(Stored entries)
·····

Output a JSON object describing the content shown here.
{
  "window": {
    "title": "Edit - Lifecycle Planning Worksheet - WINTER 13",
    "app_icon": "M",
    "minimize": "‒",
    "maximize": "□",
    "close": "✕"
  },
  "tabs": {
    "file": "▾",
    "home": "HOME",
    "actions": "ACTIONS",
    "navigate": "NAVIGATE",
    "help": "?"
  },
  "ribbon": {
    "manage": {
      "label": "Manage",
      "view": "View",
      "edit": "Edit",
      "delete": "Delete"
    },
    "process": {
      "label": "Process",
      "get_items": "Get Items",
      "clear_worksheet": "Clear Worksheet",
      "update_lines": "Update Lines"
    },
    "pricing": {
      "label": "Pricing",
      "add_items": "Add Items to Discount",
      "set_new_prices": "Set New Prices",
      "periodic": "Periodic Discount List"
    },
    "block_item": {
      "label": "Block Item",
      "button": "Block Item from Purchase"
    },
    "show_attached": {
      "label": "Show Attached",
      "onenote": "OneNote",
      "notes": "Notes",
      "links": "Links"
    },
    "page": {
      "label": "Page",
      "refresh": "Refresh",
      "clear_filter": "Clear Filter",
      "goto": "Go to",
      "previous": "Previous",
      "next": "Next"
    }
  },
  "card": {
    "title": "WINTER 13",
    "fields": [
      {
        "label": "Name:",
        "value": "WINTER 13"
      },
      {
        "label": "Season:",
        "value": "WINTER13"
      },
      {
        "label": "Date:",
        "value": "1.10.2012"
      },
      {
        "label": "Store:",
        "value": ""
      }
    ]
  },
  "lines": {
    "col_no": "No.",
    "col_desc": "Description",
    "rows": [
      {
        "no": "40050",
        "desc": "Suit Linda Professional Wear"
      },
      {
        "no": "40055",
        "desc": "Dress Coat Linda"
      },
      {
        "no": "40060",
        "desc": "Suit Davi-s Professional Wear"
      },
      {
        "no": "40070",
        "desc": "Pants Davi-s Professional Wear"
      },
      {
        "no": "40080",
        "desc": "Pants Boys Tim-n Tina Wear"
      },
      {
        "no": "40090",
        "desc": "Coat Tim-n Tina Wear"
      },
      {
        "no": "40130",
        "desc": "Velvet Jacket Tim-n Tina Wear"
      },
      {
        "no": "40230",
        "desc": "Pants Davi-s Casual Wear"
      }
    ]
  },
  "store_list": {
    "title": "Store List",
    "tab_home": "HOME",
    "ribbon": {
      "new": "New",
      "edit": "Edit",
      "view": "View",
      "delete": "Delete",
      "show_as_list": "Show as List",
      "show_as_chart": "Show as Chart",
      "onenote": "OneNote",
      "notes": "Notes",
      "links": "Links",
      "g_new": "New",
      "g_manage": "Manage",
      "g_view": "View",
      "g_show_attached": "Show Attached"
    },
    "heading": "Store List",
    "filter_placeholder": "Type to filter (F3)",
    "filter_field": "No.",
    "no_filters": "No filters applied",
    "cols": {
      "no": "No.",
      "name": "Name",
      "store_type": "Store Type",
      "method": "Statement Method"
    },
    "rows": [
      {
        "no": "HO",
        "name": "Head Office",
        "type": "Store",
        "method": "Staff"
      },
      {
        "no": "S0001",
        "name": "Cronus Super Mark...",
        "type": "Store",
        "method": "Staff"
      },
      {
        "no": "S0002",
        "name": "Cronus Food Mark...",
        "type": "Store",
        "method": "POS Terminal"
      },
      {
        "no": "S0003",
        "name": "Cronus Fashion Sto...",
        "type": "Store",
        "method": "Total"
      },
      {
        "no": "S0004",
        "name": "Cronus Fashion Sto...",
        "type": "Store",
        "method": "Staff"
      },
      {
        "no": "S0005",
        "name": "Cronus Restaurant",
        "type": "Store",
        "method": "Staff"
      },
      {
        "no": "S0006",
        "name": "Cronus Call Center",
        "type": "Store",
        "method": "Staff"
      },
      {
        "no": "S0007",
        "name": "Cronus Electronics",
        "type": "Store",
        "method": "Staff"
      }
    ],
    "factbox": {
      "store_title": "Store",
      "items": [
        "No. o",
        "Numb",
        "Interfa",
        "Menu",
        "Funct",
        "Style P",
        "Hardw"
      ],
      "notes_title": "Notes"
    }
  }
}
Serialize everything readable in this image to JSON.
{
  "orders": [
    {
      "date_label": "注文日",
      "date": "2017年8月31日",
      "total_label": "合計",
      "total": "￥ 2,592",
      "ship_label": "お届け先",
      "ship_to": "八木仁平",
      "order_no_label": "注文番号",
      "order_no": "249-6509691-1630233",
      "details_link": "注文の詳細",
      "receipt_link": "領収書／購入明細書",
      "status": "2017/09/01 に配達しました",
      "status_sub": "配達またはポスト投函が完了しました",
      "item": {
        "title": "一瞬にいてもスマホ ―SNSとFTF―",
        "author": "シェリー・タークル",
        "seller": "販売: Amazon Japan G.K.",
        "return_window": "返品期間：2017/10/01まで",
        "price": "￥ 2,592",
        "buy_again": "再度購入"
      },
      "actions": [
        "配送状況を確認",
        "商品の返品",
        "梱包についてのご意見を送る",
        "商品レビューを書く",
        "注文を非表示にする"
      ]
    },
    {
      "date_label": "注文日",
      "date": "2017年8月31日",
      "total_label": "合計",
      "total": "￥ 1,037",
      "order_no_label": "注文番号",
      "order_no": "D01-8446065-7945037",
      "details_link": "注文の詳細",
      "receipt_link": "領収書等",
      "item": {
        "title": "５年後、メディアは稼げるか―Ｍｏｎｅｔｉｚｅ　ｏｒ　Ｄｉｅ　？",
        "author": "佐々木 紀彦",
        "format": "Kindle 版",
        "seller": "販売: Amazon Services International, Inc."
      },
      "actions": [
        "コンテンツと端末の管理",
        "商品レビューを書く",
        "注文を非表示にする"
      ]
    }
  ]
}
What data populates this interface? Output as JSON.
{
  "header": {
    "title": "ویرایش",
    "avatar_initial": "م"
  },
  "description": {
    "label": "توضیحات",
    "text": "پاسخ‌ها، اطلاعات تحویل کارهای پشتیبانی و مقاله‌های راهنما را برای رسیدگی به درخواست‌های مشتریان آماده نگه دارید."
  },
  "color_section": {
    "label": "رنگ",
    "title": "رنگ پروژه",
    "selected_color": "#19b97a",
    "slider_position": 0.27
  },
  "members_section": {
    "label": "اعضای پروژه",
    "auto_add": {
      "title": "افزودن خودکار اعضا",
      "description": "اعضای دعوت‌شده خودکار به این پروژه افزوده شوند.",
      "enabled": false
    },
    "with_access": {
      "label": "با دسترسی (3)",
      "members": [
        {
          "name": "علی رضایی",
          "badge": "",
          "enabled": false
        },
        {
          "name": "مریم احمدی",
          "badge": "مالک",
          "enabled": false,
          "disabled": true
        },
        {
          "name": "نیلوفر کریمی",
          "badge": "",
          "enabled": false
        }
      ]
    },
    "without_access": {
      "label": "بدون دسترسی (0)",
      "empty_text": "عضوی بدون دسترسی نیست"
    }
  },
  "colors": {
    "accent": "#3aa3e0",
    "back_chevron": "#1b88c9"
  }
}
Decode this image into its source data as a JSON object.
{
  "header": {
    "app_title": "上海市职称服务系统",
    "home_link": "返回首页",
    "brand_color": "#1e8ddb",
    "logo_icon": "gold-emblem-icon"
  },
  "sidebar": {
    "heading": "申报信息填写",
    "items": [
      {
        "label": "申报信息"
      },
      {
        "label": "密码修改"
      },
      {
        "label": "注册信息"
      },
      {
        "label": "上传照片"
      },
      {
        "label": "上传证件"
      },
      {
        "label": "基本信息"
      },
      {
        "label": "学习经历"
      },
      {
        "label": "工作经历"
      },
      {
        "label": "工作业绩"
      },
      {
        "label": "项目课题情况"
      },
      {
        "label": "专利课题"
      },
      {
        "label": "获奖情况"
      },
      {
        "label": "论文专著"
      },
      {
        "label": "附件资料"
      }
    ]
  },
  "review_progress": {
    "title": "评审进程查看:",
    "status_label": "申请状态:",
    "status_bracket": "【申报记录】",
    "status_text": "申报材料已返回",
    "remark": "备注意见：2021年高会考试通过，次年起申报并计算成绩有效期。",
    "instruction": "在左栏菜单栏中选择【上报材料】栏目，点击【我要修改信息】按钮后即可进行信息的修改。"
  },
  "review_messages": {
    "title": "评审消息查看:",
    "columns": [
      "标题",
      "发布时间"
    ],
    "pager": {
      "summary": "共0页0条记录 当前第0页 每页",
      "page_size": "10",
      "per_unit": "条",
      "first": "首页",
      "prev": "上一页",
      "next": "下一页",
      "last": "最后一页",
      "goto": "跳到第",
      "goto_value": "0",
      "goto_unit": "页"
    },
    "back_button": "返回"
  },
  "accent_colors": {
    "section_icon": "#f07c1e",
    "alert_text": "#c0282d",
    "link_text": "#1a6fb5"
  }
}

·····

(WHAT YOU SHOULD DO):
Go through the material and copy out every line with "seller" in it.

(SOLUTION TO THE PROBLEM):
        "seller": "販売: Amazon Japan G.K.",
        "seller": "販売: Amazon Services International, Inc."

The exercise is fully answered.